RECORDS SHOWN
--
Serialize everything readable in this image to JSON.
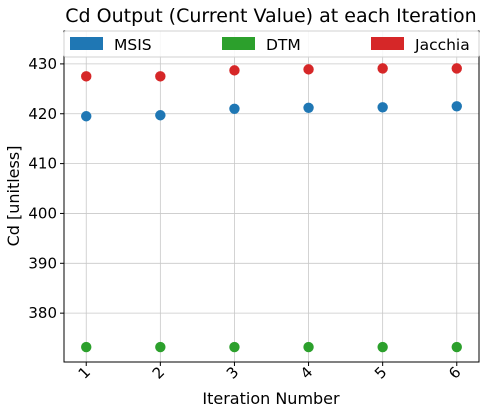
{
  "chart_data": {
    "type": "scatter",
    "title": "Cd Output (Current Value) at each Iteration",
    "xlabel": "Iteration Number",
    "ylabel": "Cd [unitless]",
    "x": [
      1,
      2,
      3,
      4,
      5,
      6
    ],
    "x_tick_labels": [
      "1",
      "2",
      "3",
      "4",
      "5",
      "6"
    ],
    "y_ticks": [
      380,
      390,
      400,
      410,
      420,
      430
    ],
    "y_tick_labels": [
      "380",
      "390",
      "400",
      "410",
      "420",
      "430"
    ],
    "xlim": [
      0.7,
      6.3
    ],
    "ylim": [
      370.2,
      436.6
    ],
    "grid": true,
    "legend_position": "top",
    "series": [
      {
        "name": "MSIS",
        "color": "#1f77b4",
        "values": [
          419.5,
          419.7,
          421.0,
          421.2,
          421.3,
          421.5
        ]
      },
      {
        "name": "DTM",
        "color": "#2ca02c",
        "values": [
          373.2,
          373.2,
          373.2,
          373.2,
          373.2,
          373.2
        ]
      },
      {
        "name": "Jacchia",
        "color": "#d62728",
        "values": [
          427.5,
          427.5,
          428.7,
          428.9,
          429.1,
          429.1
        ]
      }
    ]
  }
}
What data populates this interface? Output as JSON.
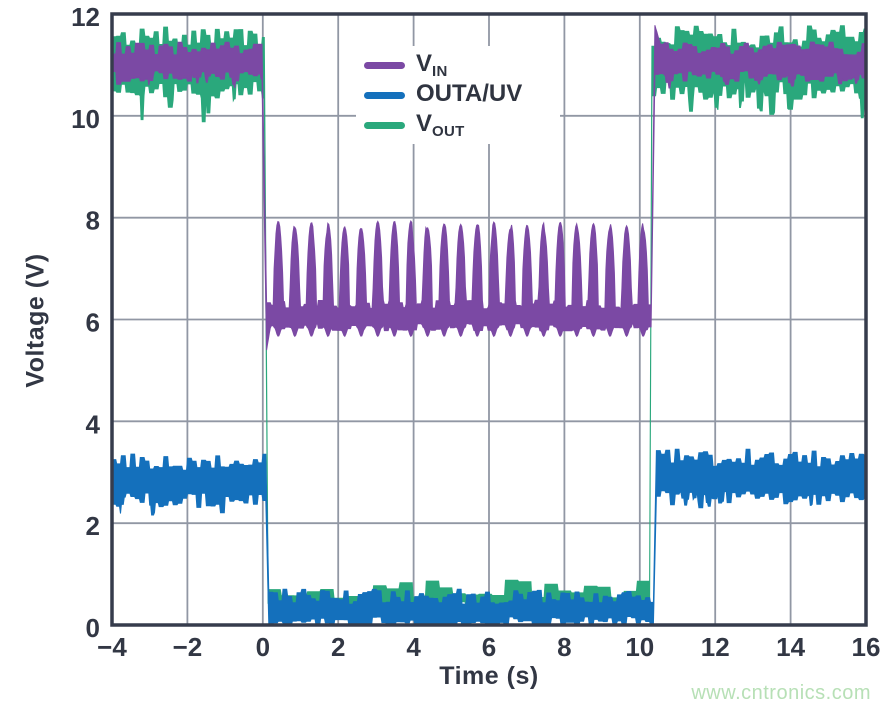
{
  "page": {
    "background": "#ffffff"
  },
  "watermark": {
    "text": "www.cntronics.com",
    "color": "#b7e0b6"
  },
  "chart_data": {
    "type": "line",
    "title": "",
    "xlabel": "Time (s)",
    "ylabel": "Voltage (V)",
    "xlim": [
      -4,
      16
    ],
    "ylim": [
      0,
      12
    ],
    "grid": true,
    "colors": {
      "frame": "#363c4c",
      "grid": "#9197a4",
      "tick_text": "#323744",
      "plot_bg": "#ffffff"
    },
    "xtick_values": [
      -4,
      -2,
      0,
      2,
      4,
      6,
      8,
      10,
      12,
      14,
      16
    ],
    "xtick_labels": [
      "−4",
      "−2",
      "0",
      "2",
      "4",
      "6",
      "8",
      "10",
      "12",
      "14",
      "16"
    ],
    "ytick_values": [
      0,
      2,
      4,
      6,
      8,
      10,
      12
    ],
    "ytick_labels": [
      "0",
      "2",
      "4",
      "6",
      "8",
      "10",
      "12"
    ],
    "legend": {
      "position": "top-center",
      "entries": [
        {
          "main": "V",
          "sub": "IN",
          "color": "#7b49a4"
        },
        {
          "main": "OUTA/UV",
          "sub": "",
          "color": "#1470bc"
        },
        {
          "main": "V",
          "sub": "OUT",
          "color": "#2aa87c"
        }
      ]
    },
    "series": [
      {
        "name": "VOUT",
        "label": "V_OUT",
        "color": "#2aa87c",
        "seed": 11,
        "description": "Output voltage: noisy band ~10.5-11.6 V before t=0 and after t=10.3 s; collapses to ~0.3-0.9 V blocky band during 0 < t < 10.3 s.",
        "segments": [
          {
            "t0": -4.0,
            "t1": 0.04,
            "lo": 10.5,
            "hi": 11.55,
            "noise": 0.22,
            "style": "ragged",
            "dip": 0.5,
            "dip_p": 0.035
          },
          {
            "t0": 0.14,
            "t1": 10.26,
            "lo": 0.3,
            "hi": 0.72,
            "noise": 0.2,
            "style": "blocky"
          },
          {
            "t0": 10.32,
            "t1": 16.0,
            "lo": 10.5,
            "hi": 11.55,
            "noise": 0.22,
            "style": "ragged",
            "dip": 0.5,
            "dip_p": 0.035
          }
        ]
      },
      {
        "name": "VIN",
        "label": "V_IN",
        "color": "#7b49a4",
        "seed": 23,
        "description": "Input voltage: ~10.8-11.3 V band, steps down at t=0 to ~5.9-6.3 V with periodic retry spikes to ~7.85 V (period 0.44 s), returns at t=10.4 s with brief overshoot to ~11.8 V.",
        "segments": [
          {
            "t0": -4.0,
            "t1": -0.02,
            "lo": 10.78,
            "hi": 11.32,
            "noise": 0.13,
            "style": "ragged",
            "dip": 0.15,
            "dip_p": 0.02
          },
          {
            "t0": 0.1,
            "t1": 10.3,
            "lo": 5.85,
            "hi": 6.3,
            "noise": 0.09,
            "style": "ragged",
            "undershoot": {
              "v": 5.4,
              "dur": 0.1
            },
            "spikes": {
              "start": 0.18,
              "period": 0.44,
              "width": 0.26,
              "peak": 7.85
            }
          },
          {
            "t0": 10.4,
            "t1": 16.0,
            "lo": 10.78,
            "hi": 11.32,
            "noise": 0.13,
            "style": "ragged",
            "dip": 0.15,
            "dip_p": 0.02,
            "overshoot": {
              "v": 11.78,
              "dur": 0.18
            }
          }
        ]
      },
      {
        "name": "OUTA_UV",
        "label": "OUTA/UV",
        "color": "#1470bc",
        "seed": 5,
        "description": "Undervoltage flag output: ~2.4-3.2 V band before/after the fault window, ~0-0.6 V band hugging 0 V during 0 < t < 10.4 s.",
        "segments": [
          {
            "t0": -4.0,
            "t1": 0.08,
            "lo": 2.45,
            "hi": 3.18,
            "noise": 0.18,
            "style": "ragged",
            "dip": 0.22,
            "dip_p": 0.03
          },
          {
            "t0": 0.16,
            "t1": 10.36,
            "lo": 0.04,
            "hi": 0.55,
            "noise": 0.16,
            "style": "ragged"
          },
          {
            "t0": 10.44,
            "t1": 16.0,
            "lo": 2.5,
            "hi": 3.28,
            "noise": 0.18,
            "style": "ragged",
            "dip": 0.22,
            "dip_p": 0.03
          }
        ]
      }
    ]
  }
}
--
WORK REQUIRED
Gather, from the listing above, every line carrying the word "overshoot".

RESPONSE
        "description": "Input voltage: ~10.8-11.3 V band, steps down at t=0 to ~5.9-6.3 V with periodic retry spikes to ~7.85 V (period 0.44 s), returns at t=10.4 s with brief overshoot to ~11.8 V.",
            "overshoot": {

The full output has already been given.